-- Provided material --
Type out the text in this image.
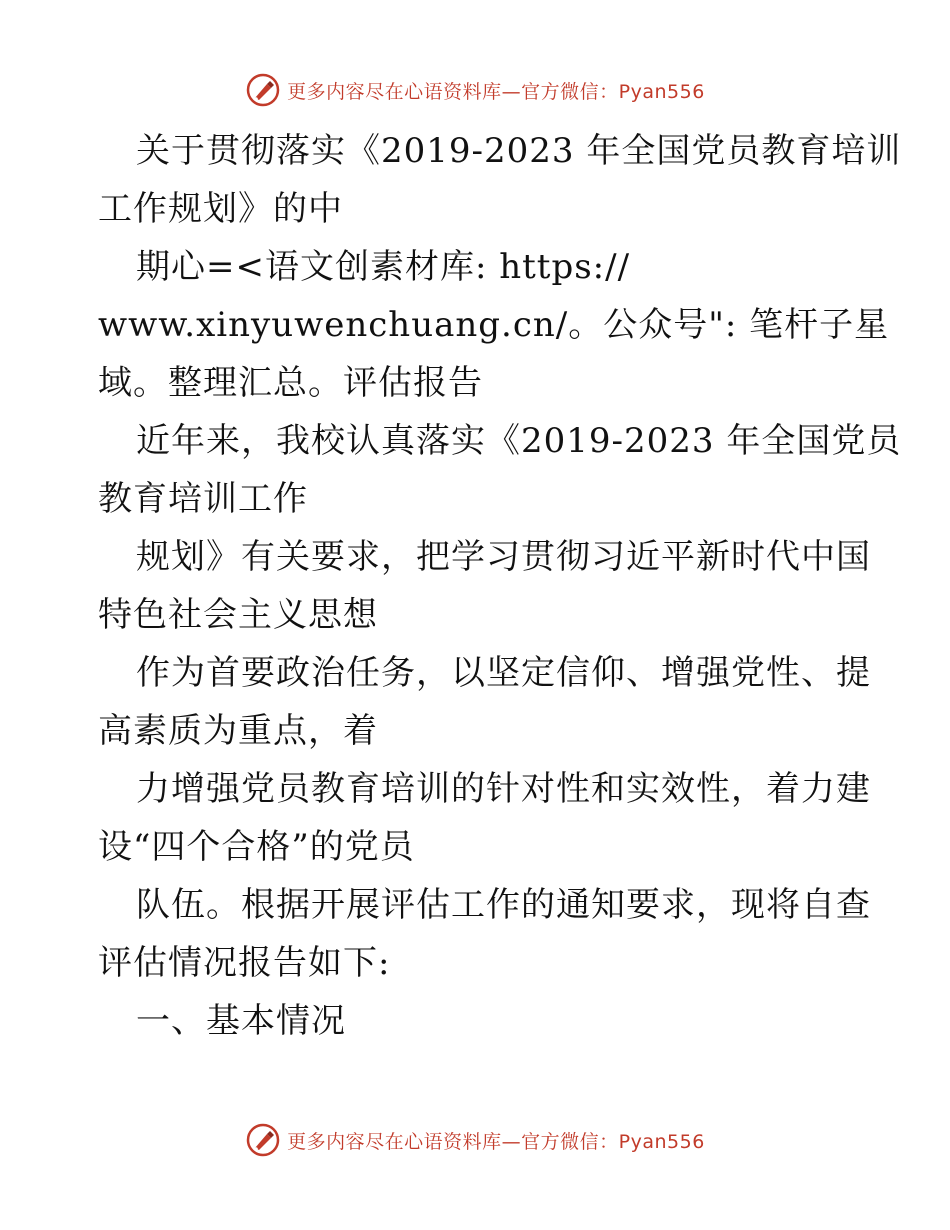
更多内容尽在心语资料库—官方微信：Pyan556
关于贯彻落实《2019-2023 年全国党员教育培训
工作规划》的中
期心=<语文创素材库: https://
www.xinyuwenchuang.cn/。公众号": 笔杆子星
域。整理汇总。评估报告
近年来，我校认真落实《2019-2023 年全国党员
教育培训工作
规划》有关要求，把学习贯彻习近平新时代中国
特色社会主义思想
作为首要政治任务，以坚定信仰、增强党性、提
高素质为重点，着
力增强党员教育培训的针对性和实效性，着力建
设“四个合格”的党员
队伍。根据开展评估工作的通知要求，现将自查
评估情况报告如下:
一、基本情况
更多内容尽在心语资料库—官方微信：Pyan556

...

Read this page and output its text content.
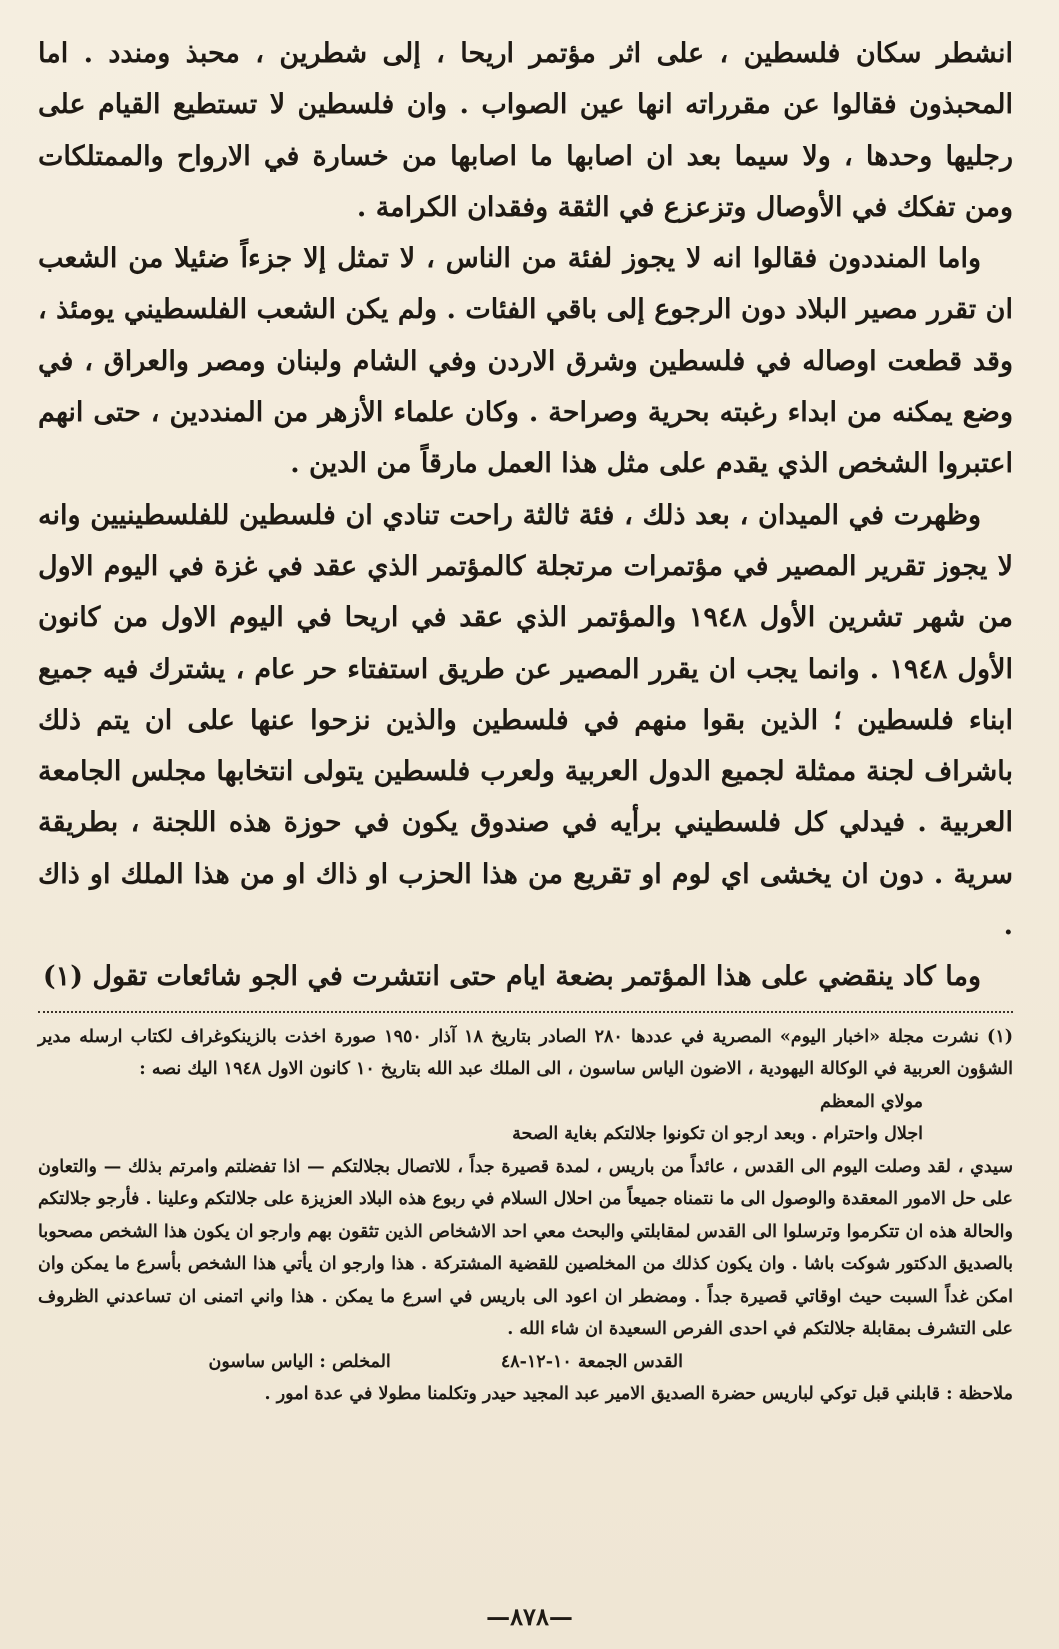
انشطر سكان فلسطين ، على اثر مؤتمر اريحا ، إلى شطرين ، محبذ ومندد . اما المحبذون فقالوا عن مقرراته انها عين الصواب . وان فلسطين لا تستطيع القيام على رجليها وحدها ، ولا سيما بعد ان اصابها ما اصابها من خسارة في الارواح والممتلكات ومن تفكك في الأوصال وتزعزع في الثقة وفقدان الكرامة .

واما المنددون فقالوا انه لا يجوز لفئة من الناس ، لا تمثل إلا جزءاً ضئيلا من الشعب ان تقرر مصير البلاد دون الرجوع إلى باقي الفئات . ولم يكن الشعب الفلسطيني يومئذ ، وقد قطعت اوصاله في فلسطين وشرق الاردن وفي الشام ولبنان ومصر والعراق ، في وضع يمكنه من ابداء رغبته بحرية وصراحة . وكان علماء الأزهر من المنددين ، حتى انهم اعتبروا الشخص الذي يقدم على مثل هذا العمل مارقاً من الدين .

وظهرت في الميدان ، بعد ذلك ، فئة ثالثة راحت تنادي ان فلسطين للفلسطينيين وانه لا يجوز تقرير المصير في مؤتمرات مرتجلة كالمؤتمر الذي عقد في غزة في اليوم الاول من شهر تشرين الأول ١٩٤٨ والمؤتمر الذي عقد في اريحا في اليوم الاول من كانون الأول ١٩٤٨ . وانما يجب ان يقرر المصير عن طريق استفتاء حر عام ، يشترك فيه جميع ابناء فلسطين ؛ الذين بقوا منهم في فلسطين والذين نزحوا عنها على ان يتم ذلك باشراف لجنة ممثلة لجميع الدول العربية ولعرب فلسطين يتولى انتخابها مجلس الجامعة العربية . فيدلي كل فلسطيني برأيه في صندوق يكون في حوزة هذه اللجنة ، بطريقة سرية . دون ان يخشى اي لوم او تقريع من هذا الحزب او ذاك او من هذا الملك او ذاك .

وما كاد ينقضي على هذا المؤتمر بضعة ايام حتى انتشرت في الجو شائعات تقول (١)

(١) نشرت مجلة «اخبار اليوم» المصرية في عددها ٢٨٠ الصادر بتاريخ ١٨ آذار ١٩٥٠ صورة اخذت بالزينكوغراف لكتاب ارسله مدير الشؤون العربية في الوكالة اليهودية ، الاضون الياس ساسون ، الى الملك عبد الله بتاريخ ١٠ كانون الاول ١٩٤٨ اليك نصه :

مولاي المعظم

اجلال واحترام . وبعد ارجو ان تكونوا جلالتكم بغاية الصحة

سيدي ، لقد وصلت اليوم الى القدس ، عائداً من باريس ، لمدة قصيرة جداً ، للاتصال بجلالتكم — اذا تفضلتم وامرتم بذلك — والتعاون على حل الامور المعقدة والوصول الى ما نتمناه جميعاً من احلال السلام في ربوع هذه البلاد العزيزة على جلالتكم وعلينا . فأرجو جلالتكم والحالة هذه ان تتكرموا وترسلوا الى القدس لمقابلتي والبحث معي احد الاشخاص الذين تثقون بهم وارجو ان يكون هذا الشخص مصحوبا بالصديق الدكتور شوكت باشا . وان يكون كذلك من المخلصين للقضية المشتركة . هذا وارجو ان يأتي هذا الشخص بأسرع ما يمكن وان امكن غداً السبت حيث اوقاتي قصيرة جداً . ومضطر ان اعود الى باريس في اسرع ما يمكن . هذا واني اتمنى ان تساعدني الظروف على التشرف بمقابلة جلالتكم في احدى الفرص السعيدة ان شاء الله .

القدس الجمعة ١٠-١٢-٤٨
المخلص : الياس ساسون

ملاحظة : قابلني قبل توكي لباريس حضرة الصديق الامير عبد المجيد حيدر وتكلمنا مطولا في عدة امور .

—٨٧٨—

-- Short exercise --
Track down every line with the word "القدس" and copy it.

-- Result --
سيدي ، لقد وصلت اليوم الى القدس ، عائداً من باريس ، لمدة قصيرة جداً ، للاتصال بجلالتكم — اذا تفضلتم وامرتم بذلك — والتعاون على حل الامور المعقدة والوصول الى ما نتمناه جميعاً من احلال السلام في ربوع هذه البلاد العزيزة على جلالتكم وعلينا . فأرجو جلالتكم والحالة هذه ان تتكرموا وترسلوا الى القدس لمقابلتي والبحث معي احد الاشخاص الذين تثقون بهم وارجو ان يكون هذا الشخص مصحوبا بالصديق الدكتور شوكت باشا . وان يكون كذلك من المخلصين للقضية المشتركة . هذا وارجو ان يأتي هذا الشخص بأسرع ما يمكن وان امكن غداً السبت حيث اوقاتي قصيرة جداً . ومضطر ان اعود الى باريس في اسرع ما يمكن . هذا واني اتمنى ان تساعدني الظروف على التشرف بمقابلة جلالتكم في احدى الفرص السعيدة ان شاء الله .
القدس الجمعة ١٠-١٢-٤٨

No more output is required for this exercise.